## Exercise task
Copy every line of the records below word for word, but leave out the picture lines.

Listings of boxed layout items:
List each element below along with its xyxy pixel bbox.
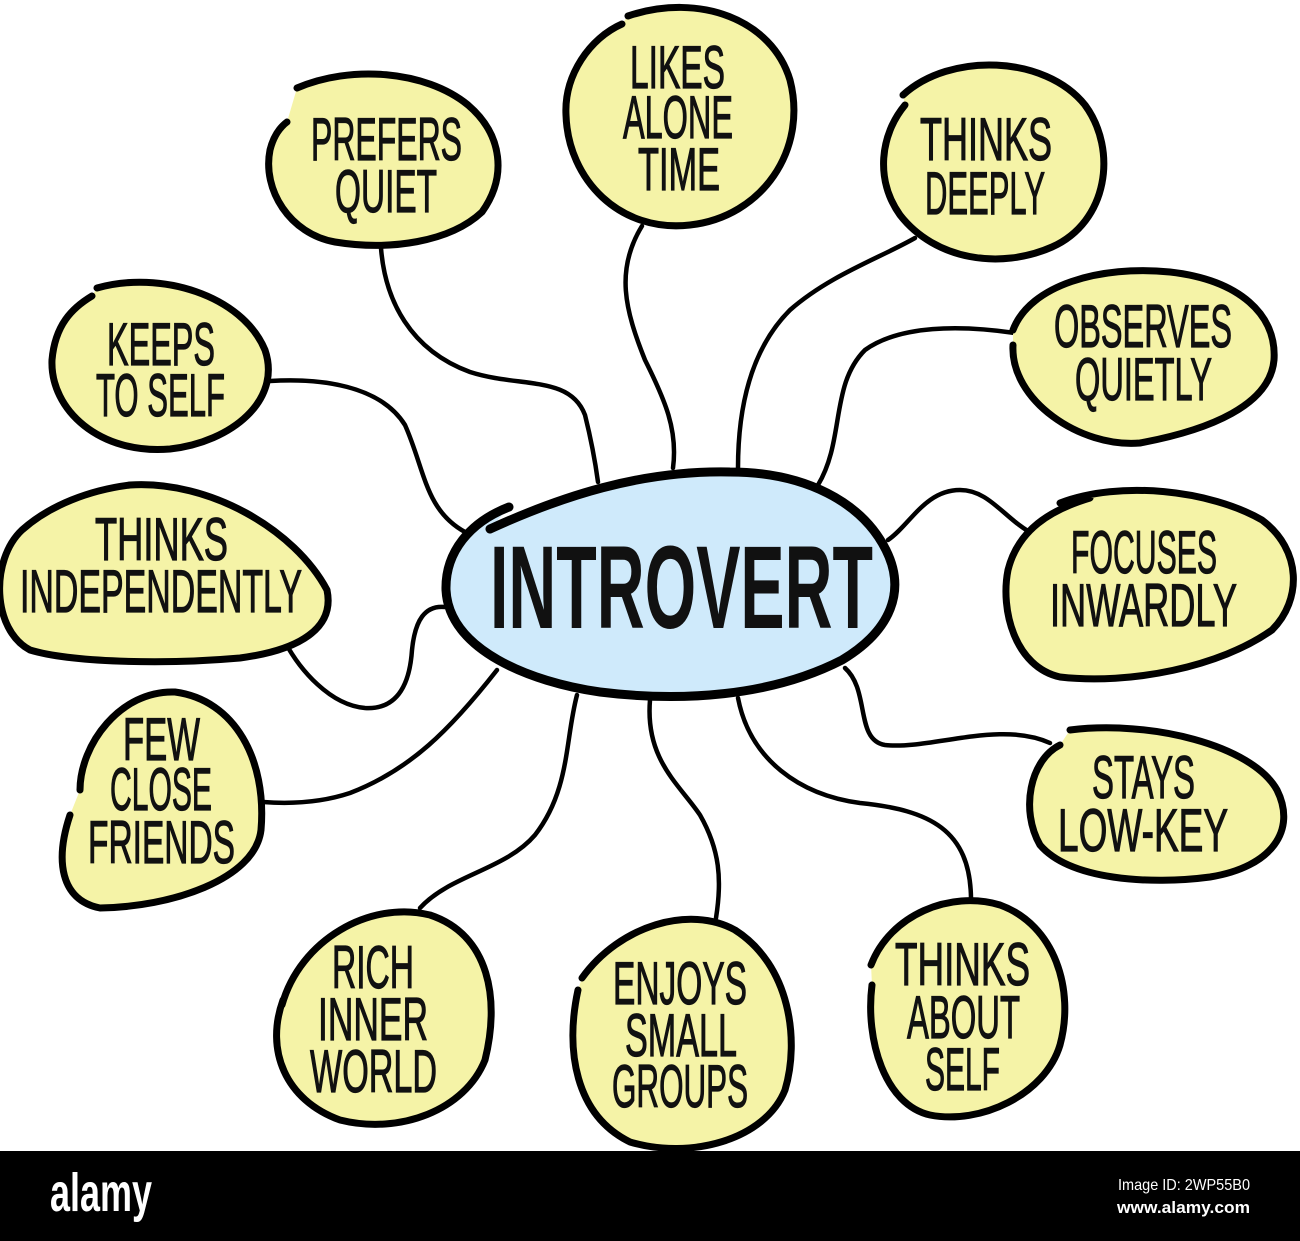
node: few close friends: CLOSE — [110, 756, 212, 823]
node: likes alone time: LIKES — [630, 34, 725, 101]
node: likes alone time — [566, 7, 794, 226]
node: thinks about self: ABOUT — [907, 984, 1020, 1051]
node: prefers quiet: PREFERS — [311, 106, 462, 173]
node: enjoys small groups: GROUPS — [612, 1053, 748, 1120]
node: thinks deeply: DEEPLY — [925, 160, 1045, 227]
node: prefers quiet: QUIET — [335, 158, 437, 225]
node: thinks deeply — [884, 65, 1104, 259]
node: few close friends: FEW — [123, 706, 200, 773]
node: thinks independently — [0, 485, 328, 662]
node: thinks independently: INDEPENDENTLY — [20, 558, 302, 625]
connector: likes alone time — [626, 226, 674, 468]
connector: observes quietly — [818, 328, 1015, 485]
central node: introvert — [446, 472, 895, 697]
node: enjoys small groups — [573, 919, 791, 1149]
connector: keeps to self — [270, 380, 465, 532]
connector: thinks deeply — [738, 238, 915, 468]
footer image id: Image ID: 2WP55B0 — [1118, 1177, 1250, 1194]
node: keeps to self: TO SELF — [96, 362, 225, 429]
node: keeps to self — [52, 282, 268, 450]
node: keeps to self: KEEPS — [107, 311, 215, 378]
connector: prefers quiet — [381, 248, 598, 482]
node: rich inner world: RICH — [332, 934, 414, 1001]
footer url: www.alamy.com — [1116, 1198, 1250, 1217]
node: few close friends: FRIENDS — [88, 809, 235, 876]
connector: rich inner world — [420, 695, 577, 908]
connector: focuses inwardly — [888, 490, 1035, 540]
node: rich inner world: INNER — [318, 986, 428, 1053]
node: thinks independently: THINKS — [95, 506, 228, 573]
connector: enjoys small groups — [650, 700, 719, 918]
footer logo: alamy — [50, 1163, 152, 1223]
node: likes alone time: TIME — [638, 136, 720, 203]
footer band — [0, 1151, 1300, 1241]
central node: introvert: INTROVERT — [490, 522, 873, 654]
node: few close friends — [62, 692, 262, 908]
node: rich inner world: WORLD — [310, 1038, 437, 1105]
connector: thinks independently — [285, 607, 445, 708]
connector: thinks about self — [738, 698, 971, 898]
node: stays low-key — [1030, 728, 1284, 880]
node: enjoys small groups: SMALL — [625, 1002, 737, 1069]
node: thinks about self — [871, 901, 1065, 1117]
node: prefers quiet — [269, 74, 498, 245]
node: likes alone time: ALONE — [623, 84, 733, 151]
node: rich inner world — [277, 912, 491, 1124]
connector: stays low-key — [845, 668, 1050, 746]
node: stays low-key: STAYS — [1092, 744, 1195, 811]
node: thinks about self: THINKS — [895, 931, 1030, 998]
node: thinks deeply: THINKS — [920, 106, 1052, 173]
node: enjoys small groups: ENJOYS — [613, 950, 747, 1017]
node: thinks about self: SELF — [925, 1036, 1000, 1103]
node: observes quietly — [1013, 271, 1274, 443]
node: focuses inwardly — [1006, 490, 1293, 679]
connector: few close friends — [263, 670, 497, 803]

## Exercise answer
List each element below along with its xyxy pixel bbox.
node: few close friends: CLOSE — [110, 756, 212, 823]
node: likes alone time: LIKES — [630, 34, 725, 101]
node: likes alone time — [566, 7, 794, 226]
node: thinks about self: ABOUT — [907, 984, 1020, 1051]
node: prefers quiet: PREFERS — [311, 106, 462, 173]
node: enjoys small groups: GROUPS — [612, 1053, 748, 1120]
node: thinks deeply: DEEPLY — [925, 160, 1045, 227]
node: prefers quiet: QUIET — [335, 158, 437, 225]
node: thinks deeply — [884, 65, 1104, 259]
node: few close friends: FEW — [123, 706, 200, 773]
node: thinks independently — [0, 485, 328, 662]
node: thinks independently: INDEPENDENTLY — [20, 558, 302, 625]
connector: likes alone time — [626, 226, 674, 468]
connector: observes quietly — [818, 328, 1015, 485]
central node: introvert — [446, 472, 895, 697]
node: enjoys small groups — [573, 919, 791, 1149]
connector: keeps to self — [270, 380, 465, 532]
connector: thinks deeply — [738, 238, 915, 468]
footer image id: Image ID: 2WP55B0 — [1118, 1177, 1250, 1194]
node: keeps to self: TO SELF — [96, 362, 225, 429]
node: keeps to self — [52, 282, 268, 450]
node: keeps to self: KEEPS — [107, 311, 215, 378]
connector: prefers quiet — [381, 248, 598, 482]
node: rich inner world: RICH — [332, 934, 414, 1001]
footer url: www.alamy.com — [1116, 1198, 1250, 1217]
node: few close friends: FRIENDS — [88, 809, 235, 876]
connector: rich inner world — [420, 695, 577, 908]
connector: focuses inwardly — [888, 490, 1035, 540]
node: rich inner world: INNER — [318, 986, 428, 1053]
node: thinks independently: THINKS — [95, 506, 228, 573]
connector: enjoys small groups — [650, 700, 719, 918]
footer logo: alamy — [50, 1163, 152, 1223]
node: likes alone time: TIME — [638, 136, 720, 203]
footer band — [0, 1151, 1300, 1241]
central node: introvert: INTROVERT — [490, 522, 873, 654]
node: few close friends — [62, 692, 262, 908]
node: rich inner world: WORLD — [310, 1038, 437, 1105]
connector: thinks independently — [285, 607, 445, 708]
connector: thinks about self — [738, 698, 971, 898]
node: stays low-key — [1030, 728, 1284, 880]
node: enjoys small groups: SMALL — [625, 1002, 737, 1069]
node: thinks about self — [871, 901, 1065, 1117]
node: prefers quiet — [269, 74, 498, 245]
node: likes alone time: ALONE — [623, 84, 733, 151]
node: rich inner world — [277, 912, 491, 1124]
connector: stays low-key — [845, 668, 1050, 746]
node: stays low-key: STAYS — [1092, 744, 1195, 811]
node: thinks about self: THINKS — [895, 931, 1030, 998]
node: thinks deeply: THINKS — [920, 106, 1052, 173]
node: enjoys small groups: ENJOYS — [613, 950, 747, 1017]
node: thinks about self: SELF — [925, 1036, 1000, 1103]
node: observes quietly — [1013, 271, 1274, 443]
node: focuses inwardly — [1006, 490, 1293, 679]
connector: few close friends — [263, 670, 497, 803]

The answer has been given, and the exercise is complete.